(Source data)
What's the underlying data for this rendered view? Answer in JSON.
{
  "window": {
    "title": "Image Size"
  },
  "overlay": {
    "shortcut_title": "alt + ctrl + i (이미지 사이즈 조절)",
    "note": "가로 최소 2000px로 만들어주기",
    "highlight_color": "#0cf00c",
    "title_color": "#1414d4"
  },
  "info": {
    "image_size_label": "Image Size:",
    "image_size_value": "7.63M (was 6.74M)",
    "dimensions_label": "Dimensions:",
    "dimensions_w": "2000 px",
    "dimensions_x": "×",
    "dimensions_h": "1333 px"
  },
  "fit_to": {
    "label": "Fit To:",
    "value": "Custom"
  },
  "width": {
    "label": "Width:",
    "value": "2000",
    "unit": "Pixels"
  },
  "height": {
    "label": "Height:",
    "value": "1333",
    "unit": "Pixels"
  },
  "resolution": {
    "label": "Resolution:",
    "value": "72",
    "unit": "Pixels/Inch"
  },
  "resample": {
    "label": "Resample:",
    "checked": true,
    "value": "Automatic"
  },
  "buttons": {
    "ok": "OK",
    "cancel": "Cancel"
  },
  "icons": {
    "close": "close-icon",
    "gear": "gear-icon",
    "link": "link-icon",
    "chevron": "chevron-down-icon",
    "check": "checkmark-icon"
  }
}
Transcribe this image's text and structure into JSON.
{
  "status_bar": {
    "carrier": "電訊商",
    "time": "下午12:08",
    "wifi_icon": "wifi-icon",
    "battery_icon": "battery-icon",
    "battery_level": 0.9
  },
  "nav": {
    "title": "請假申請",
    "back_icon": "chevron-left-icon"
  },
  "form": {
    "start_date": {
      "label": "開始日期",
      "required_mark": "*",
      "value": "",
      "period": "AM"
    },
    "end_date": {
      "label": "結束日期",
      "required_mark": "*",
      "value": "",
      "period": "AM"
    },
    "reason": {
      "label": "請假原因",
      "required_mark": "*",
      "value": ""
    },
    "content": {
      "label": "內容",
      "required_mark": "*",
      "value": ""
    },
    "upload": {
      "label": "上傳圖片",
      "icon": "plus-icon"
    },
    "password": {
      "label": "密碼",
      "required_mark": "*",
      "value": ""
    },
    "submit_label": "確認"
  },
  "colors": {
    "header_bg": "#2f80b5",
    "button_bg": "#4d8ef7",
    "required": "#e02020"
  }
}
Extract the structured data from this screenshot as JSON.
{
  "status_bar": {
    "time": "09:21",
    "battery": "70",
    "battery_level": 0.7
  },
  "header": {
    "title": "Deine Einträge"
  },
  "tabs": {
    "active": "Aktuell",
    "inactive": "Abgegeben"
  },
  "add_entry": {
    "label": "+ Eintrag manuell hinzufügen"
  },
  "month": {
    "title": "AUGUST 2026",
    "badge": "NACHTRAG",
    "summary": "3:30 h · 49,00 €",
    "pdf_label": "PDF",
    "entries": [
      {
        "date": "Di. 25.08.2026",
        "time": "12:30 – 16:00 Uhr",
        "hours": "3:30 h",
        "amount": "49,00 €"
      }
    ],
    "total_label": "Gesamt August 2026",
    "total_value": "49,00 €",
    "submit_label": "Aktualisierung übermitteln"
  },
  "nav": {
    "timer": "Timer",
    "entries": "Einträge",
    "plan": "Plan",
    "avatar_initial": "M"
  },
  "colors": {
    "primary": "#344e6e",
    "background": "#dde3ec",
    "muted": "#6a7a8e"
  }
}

### [What to work on]
Repeat the listing in full, keeping every line exactly as it is.

### [Reply]
What's the underlying data for this rendered view? Answer in JSON.
{
  "window": {
    "title": "Image Size"
  },
  "overlay": {
    "shortcut_title": "alt + ctrl + i (이미지 사이즈 조절)",
    "note": "가로 최소 2000px로 만들어주기",
    "highlight_color": "#0cf00c",
    "title_color": "#1414d4"
  },
  "info": {
    "image_size_label": "Image Size:",
    "image_size_value": "7.63M (was 6.74M)",
    "dimensions_label": "Dimensions:",
    "dimensions_w": "2000 px",
    "dimensions_x": "×",
    "dimensions_h": "1333 px"
  },
  "fit_to": {
    "label": "Fit To:",
    "value": "Custom"
  },
  "width": {
    "label": "Width:",
    "value": "2000",
    "unit": "Pixels"
  },
  "height": {
    "label": "Height:",
    "value": "1333",
    "unit": "Pixels"
  },
  "resolution": {
    "label": "Resolution:",
    "value": "72",
    "unit": "Pixels/Inch"
  },
  "resample": {
    "label": "Resample:",
    "checked": true,
    "value": "Automatic"
  },
  "buttons": {
    "ok": "OK",
    "cancel": "Cancel"
  },
  "icons": {
    "close": "close-icon",
    "gear": "gear-icon",
    "link": "link-icon",
    "chevron": "chevron-down-icon",
    "check": "checkmark-icon"
  }
}
Transcribe this image's text and structure into JSON.
{
  "status_bar": {
    "carrier": "電訊商",
    "time": "下午12:08",
    "wifi_icon": "wifi-icon",
    "battery_icon": "battery-icon",
    "battery_level": 0.9
  },
  "nav": {
    "title": "請假申請",
    "back_icon": "chevron-left-icon"
  },
  "form": {
    "start_date": {
      "label": "開始日期",
      "required_mark": "*",
      "value": "",
      "period": "AM"
    },
    "end_date": {
      "label": "結束日期",
      "required_mark": "*",
      "value": "",
      "period": "AM"
    },
    "reason": {
      "label": "請假原因",
      "required_mark": "*",
      "value": ""
    },
    "content": {
      "label": "內容",
      "required_mark": "*",
      "value": ""
    },
    "upload": {
      "label": "上傳圖片",
      "icon": "plus-icon"
    },
    "password": {
      "label": "密碼",
      "required_mark": "*",
      "value": ""
    },
    "submit_label": "確認"
  },
  "colors": {
    "header_bg": "#2f80b5",
    "button_bg": "#4d8ef7",
    "required": "#e02020"
  }
}
Extract the structured data from this screenshot as JSON.
{
  "status_bar": {
    "time": "09:21",
    "battery": "70",
    "battery_level": 0.7
  },
  "header": {
    "title": "Deine Einträge"
  },
  "tabs": {
    "active": "Aktuell",
    "inactive": "Abgegeben"
  },
  "add_entry": {
    "label": "+ Eintrag manuell hinzufügen"
  },
  "month": {
    "title": "AUGUST 2026",
    "badge": "NACHTRAG",
    "summary": "3:30 h · 49,00 €",
    "pdf_label": "PDF",
    "entries": [
      {
        "date": "Di. 25.08.2026",
        "time": "12:30 – 16:00 Uhr",
        "hours": "3:30 h",
        "amount": "49,00 €"
      }
    ],
    "total_label": "Gesamt August 2026",
    "total_value": "49,00 €",
    "submit_label": "Aktualisierung übermitteln"
  },
  "nav": {
    "timer": "Timer",
    "entries": "Einträge",
    "plan": "Plan",
    "avatar_initial": "M"
  },
  "colors": {
    "primary": "#344e6e",
    "background": "#dde3ec",
    "muted": "#6a7a8e"
  }
}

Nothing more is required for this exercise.